Given problem:
Each record below should be repeated precisely as written.

Supplied data:
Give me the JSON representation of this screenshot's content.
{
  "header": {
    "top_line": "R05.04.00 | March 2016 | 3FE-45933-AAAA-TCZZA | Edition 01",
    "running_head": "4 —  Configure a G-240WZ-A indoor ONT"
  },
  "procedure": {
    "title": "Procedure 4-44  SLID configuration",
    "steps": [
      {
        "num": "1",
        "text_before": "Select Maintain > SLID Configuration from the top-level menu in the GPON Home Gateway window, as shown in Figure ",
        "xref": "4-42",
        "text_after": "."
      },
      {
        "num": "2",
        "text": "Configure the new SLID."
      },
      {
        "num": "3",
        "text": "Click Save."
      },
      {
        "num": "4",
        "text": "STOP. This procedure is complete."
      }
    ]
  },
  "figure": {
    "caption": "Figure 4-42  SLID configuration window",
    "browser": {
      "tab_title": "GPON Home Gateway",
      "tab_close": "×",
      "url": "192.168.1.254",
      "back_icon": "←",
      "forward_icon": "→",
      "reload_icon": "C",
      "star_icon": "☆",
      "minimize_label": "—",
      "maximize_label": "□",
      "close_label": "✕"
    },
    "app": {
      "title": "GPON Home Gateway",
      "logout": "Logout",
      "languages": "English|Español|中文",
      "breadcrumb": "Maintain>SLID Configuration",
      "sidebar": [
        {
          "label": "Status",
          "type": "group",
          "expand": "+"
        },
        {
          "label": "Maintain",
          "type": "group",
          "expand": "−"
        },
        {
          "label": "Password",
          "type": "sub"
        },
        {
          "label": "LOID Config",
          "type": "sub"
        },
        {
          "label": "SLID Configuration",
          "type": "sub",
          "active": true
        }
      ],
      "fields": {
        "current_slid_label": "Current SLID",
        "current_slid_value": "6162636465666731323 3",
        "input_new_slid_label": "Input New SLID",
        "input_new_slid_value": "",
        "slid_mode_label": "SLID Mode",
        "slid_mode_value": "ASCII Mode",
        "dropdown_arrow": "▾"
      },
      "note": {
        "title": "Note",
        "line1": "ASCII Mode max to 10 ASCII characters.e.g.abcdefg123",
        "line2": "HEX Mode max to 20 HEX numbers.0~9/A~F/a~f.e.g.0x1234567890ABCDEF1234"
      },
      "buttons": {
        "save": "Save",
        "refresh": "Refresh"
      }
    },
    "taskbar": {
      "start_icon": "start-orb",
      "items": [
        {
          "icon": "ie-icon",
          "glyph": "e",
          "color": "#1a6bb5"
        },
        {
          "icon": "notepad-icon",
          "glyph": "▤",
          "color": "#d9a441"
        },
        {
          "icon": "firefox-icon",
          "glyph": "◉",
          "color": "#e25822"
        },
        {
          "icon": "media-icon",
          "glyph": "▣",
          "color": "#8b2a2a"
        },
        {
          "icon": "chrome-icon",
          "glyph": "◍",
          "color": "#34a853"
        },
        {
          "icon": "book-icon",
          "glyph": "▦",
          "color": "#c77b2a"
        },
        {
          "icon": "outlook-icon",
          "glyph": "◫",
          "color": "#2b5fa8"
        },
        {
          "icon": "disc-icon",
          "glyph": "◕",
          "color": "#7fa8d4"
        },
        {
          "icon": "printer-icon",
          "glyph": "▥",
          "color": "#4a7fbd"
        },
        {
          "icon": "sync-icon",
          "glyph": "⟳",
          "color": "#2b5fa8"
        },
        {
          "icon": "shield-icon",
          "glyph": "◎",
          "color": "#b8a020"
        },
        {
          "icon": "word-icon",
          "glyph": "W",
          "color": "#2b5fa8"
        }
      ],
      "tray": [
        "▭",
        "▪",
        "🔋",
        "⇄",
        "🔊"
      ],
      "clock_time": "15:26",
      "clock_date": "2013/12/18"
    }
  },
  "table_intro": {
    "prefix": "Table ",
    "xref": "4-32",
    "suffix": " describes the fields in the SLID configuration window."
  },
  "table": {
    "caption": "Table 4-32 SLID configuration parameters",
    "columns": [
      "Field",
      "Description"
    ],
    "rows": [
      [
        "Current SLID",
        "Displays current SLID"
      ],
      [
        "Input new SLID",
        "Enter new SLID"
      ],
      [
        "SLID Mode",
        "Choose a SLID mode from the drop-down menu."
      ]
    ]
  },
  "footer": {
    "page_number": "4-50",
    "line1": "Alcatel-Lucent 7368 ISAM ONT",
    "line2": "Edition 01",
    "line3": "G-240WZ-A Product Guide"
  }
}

Exercise solution:
Give me the JSON representation of this screenshot's content.
{
  "header": {
    "top_line": "R05.04.00 | March 2016 | 3FE-45933-AAAA-TCZZA | Edition 01",
    "running_head": "4 —  Configure a G-240WZ-A indoor ONT"
  },
  "procedure": {
    "title": "Procedure 4-44  SLID configuration",
    "steps": [
      {
        "num": "1",
        "text_before": "Select Maintain > SLID Configuration from the top-level menu in the GPON Home Gateway window, as shown in Figure ",
        "xref": "4-42",
        "text_after": "."
      },
      {
        "num": "2",
        "text": "Configure the new SLID."
      },
      {
        "num": "3",
        "text": "Click Save."
      },
      {
        "num": "4",
        "text": "STOP. This procedure is complete."
      }
    ]
  },
  "figure": {
    "caption": "Figure 4-42  SLID configuration window",
    "browser": {
      "tab_title": "GPON Home Gateway",
      "tab_close": "×",
      "url": "192.168.1.254",
      "back_icon": "←",
      "forward_icon": "→",
      "reload_icon": "C",
      "star_icon": "☆",
      "minimize_label": "—",
      "maximize_label": "□",
      "close_label": "✕"
    },
    "app": {
      "title": "GPON Home Gateway",
      "logout": "Logout",
      "languages": "English|Español|中文",
      "breadcrumb": "Maintain>SLID Configuration",
      "sidebar": [
        {
          "label": "Status",
          "type": "group",
          "expand": "+"
        },
        {
          "label": "Maintain",
          "type": "group",
          "expand": "−"
        },
        {
          "label": "Password",
          "type": "sub"
        },
        {
          "label": "LOID Config",
          "type": "sub"
        },
        {
          "label": "SLID Configuration",
          "type": "sub",
          "active": true
        }
      ],
      "fields": {
        "current_slid_label": "Current SLID",
        "current_slid_value": "6162636465666731323 3",
        "input_new_slid_label": "Input New SLID",
        "input_new_slid_value": "",
        "slid_mode_label": "SLID Mode",
        "slid_mode_value": "ASCII Mode",
        "dropdown_arrow": "▾"
      },
      "note": {
        "title": "Note",
        "line1": "ASCII Mode max to 10 ASCII characters.e.g.abcdefg123",
        "line2": "HEX Mode max to 20 HEX numbers.0~9/A~F/a~f.e.g.0x1234567890ABCDEF1234"
      },
      "buttons": {
        "save": "Save",
        "refresh": "Refresh"
      }
    },
    "taskbar": {
      "start_icon": "start-orb",
      "items": [
        {
          "icon": "ie-icon",
          "glyph": "e",
          "color": "#1a6bb5"
        },
        {
          "icon": "notepad-icon",
          "glyph": "▤",
          "color": "#d9a441"
        },
        {
          "icon": "firefox-icon",
          "glyph": "◉",
          "color": "#e25822"
        },
        {
          "icon": "media-icon",
          "glyph": "▣",
          "color": "#8b2a2a"
        },
        {
          "icon": "chrome-icon",
          "glyph": "◍",
          "color": "#34a853"
        },
        {
          "icon": "book-icon",
          "glyph": "▦",
          "color": "#c77b2a"
        },
        {
          "icon": "outlook-icon",
          "glyph": "◫",
          "color": "#2b5fa8"
        },
        {
          "icon": "disc-icon",
          "glyph": "◕",
          "color": "#7fa8d4"
        },
        {
          "icon": "printer-icon",
          "glyph": "▥",
          "color": "#4a7fbd"
        },
        {
          "icon": "sync-icon",
          "glyph": "⟳",
          "color": "#2b5fa8"
        },
        {
          "icon": "shield-icon",
          "glyph": "◎",
          "color": "#b8a020"
        },
        {
          "icon": "word-icon",
          "glyph": "W",
          "color": "#2b5fa8"
        }
      ],
      "tray": [
        "▭",
        "▪",
        "🔋",
        "⇄",
        "🔊"
      ],
      "clock_time": "15:26",
      "clock_date": "2013/12/18"
    }
  },
  "table_intro": {
    "prefix": "Table ",
    "xref": "4-32",
    "suffix": " describes the fields in the SLID configuration window."
  },
  "table": {
    "caption": "Table 4-32 SLID configuration parameters",
    "columns": [
      "Field",
      "Description"
    ],
    "rows": [
      [
        "Current SLID",
        "Displays current SLID"
      ],
      [
        "Input new SLID",
        "Enter new SLID"
      ],
      [
        "SLID Mode",
        "Choose a SLID mode from the drop-down menu."
      ]
    ]
  },
  "footer": {
    "page_number": "4-50",
    "line1": "Alcatel-Lucent 7368 ISAM ONT",
    "line2": "Edition 01",
    "line3": "G-240WZ-A Product Guide"
  }
}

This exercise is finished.